Output all the material that follows, exactly as given.
▼
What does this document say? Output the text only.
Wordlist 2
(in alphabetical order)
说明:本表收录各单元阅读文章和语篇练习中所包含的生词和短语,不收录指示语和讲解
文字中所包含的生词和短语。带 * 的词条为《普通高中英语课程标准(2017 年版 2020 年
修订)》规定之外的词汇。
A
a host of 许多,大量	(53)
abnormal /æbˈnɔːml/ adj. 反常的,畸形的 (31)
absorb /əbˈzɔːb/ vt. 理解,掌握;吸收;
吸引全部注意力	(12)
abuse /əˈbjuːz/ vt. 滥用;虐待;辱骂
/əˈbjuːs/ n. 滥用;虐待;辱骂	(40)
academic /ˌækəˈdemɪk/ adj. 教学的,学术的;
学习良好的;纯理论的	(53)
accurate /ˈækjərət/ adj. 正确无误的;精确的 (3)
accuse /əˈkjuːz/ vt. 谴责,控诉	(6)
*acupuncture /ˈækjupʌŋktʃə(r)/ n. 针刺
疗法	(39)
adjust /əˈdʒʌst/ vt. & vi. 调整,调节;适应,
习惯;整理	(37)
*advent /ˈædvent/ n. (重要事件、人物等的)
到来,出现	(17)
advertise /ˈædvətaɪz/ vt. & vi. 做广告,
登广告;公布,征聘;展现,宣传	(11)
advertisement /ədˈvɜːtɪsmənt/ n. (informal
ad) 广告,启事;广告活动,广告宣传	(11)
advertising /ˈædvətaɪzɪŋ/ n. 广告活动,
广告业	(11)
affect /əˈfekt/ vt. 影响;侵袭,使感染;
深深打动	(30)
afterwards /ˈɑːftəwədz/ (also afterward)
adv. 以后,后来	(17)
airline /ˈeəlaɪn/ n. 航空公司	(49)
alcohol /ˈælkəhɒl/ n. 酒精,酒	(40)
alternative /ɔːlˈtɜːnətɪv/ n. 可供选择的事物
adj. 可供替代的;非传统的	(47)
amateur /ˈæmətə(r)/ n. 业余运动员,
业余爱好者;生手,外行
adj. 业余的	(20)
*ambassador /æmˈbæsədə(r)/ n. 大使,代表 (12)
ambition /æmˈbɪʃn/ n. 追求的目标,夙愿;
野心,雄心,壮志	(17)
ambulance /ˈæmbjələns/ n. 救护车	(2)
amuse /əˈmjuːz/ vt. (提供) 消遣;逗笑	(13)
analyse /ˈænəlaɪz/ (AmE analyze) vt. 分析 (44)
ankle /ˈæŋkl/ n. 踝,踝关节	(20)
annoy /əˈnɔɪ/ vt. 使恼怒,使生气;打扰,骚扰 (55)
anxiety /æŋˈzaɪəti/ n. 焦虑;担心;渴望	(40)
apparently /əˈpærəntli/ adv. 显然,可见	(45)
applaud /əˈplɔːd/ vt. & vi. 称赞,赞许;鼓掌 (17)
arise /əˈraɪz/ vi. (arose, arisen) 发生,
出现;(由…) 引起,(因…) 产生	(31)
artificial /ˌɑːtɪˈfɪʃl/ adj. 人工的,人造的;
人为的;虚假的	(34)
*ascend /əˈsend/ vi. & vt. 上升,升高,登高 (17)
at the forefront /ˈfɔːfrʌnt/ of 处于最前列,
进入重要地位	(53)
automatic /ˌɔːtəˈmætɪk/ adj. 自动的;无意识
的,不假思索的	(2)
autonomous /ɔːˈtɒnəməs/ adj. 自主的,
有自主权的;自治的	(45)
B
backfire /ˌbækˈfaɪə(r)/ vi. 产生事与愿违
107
▲
> THE REPLY
What does this document say? Output the text only.
Wordlist 2
(in alphabetical order)
说明:本表收录各单元阅读文章和语篇练习中所包含的生词和短语,不收录指示语和讲解
文字中所包含的生词和短语。带 * 的词条为《普通高中英语课程标准(2017 年版 2020 年
修订)》规定之外的词汇。
A
a host of 许多,大量	(53)
abnormal /æbˈnɔːml/ adj. 反常的,畸形的 (31)
absorb /əbˈzɔːb/ vt. 理解,掌握;吸收;
吸引全部注意力	(12)
abuse /əˈbjuːz/ vt. 滥用;虐待;辱骂
/əˈbjuːs/ n. 滥用;虐待;辱骂	(40)
academic /ˌækəˈdemɪk/ adj. 教学的,学术的;
学习良好的;纯理论的	(53)
accurate /ˈækjərət/ adj. 正确无误的;精确的 (3)
accuse /əˈkjuːz/ vt. 谴责,控诉	(6)
*acupuncture /ˈækjupʌŋktʃə(r)/ n. 针刺
疗法	(39)
adjust /əˈdʒʌst/ vt. & vi. 调整,调节;适应,
习惯;整理	(37)
*advent /ˈædvent/ n. (重要事件、人物等的)
到来,出现	(17)
advertise /ˈædvətaɪz/ vt. & vi. 做广告,
登广告;公布,征聘;展现,宣传	(11)
advertisement /ədˈvɜːtɪsmənt/ n. (informal
ad) 广告,启事;广告活动,广告宣传	(11)
advertising /ˈædvətaɪzɪŋ/ n. 广告活动,
广告业	(11)
affect /əˈfekt/ vt. 影响;侵袭,使感染;
深深打动	(30)
afterwards /ˈɑːftəwədz/ (also afterward)
adv. 以后,后来	(17)
airline /ˈeəlaɪn/ n. 航空公司	(49)
alcohol /ˈælkəhɒl/ n. 酒精,酒	(40)
alternative /ɔːlˈtɜːnətɪv/ n. 可供选择的事物
adj. 可供替代的;非传统的	(47)
amateur /ˈæmətə(r)/ n. 业余运动员,
业余爱好者;生手,外行
adj. 业余的	(20)
*ambassador /æmˈbæsədə(r)/ n. 大使,代表 (12)
ambition /æmˈbɪʃn/ n. 追求的目标,夙愿;
野心,雄心,壮志	(17)
ambulance /ˈæmbjələns/ n. 救护车	(2)
amuse /əˈmjuːz/ vt. (提供) 消遣;逗笑	(13)
analyse /ˈænəlaɪz/ (AmE analyze) vt. 分析 (44)
ankle /ˈæŋkl/ n. 踝,踝关节	(20)
annoy /əˈnɔɪ/ vt. 使恼怒,使生气;打扰,骚扰 (55)
anxiety /æŋˈzaɪəti/ n. 焦虑;担心;渴望	(40)
apparently /əˈpærəntli/ adv. 显然,可见	(45)
applaud /əˈplɔːd/ vt. & vi. 称赞,赞许;鼓掌 (17)
arise /əˈraɪz/ vi. (arose, arisen) 发生,
出现;(由…) 引起,(因…) 产生	(31)
artificial /ˌɑːtɪˈfɪʃl/ adj. 人工的,人造的;
人为的;虚假的	(34)
*ascend /əˈsend/ vi. & vt. 上升,升高,登高 (17)
at the forefront /ˈfɔːfrʌnt/ of 处于最前列,
进入重要地位	(53)
automatic /ˌɔːtəˈmætɪk/ adj. 自动的;无意识
的,不假思索的	(2)
autonomous /ɔːˈtɒnəməs/ adj. 自主的,
有自主权的;自治的	(45)
B
backfire /ˌbækˈfaɪə(r)/ vi. 产生事与愿违
107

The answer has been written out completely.